== WHAT YOU NEED TO DO ==
Gather every line in the records below that contains the word "Microsoft".

== MATERIAL FOR THIS EXERCISE ==
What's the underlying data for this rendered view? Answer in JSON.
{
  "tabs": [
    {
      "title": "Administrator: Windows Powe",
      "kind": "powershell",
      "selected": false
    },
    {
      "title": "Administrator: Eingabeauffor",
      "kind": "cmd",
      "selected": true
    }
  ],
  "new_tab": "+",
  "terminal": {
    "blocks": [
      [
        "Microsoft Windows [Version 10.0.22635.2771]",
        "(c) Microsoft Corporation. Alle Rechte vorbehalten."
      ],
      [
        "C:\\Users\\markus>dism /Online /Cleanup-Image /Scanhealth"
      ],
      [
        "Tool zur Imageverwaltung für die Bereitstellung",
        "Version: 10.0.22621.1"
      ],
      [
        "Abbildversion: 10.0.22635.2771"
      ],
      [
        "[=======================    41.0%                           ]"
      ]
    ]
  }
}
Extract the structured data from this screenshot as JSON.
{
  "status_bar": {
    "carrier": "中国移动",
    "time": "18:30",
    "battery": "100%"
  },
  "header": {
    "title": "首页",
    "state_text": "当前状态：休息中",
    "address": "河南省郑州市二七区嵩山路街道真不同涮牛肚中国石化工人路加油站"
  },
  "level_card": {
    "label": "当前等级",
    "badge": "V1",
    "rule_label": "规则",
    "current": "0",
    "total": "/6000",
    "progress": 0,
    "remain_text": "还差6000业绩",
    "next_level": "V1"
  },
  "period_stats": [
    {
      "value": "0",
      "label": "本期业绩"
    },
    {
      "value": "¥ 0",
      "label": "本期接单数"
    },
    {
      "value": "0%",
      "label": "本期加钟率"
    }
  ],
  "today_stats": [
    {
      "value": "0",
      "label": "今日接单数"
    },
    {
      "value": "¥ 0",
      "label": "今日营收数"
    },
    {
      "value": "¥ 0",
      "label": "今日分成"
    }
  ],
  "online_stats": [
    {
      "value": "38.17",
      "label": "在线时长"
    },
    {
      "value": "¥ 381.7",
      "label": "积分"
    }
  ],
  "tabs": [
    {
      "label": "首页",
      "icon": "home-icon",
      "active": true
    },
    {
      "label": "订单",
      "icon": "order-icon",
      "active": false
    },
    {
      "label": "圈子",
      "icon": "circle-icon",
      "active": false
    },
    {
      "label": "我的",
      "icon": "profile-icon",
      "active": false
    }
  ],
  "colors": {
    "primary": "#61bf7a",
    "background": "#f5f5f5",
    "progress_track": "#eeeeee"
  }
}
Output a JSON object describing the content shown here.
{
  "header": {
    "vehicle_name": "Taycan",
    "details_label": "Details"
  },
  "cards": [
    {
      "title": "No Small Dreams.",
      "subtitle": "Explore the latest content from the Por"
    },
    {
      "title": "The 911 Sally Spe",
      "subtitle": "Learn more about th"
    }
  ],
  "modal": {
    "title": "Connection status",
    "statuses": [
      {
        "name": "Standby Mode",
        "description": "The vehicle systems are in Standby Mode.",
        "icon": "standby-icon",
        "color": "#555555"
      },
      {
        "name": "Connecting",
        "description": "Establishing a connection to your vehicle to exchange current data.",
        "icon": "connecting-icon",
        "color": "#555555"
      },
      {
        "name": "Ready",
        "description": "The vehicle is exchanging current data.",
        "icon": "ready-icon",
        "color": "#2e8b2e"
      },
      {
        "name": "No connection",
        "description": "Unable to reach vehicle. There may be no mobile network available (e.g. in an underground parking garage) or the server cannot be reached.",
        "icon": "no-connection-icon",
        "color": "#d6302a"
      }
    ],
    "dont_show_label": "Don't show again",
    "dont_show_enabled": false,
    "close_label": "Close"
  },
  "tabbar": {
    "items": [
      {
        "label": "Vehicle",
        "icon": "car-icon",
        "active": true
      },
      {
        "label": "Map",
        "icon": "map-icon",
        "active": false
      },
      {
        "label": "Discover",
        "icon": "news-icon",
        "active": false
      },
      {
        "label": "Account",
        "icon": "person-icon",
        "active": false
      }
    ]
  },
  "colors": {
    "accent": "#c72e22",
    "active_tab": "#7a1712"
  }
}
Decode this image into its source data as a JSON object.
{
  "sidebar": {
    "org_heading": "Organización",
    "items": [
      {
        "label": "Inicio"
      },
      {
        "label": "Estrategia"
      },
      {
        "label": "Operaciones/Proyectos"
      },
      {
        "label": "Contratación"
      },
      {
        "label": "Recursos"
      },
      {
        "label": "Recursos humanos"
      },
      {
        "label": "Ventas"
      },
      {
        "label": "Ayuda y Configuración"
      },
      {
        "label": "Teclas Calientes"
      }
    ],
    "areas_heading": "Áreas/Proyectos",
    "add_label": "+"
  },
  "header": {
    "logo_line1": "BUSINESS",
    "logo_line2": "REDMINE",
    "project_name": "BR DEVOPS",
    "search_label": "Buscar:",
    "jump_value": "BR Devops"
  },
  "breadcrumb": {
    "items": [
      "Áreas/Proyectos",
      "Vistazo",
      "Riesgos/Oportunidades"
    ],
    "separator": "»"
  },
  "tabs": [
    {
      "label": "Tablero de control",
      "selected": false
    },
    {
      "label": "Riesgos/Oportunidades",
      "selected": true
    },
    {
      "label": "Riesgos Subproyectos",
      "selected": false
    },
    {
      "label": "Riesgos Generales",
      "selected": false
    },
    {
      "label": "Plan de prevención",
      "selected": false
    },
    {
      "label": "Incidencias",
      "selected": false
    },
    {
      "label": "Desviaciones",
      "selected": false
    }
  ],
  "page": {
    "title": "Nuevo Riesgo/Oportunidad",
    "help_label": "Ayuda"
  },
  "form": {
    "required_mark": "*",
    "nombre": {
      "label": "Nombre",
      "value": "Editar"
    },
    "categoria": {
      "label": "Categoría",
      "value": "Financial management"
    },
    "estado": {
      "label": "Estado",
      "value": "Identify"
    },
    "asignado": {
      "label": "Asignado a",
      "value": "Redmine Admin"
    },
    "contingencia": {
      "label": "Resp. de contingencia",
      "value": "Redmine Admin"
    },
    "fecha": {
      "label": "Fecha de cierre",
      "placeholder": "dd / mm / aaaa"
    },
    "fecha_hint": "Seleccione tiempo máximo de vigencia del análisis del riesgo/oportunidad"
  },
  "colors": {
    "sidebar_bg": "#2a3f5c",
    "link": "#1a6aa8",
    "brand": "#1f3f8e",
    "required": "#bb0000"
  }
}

== TASK ANSWER ==
        "Microsoft Windows [Version 10.0.22635.2771]",
        "(c) Microsoft Corporation. Alle Rechte vorbehalten."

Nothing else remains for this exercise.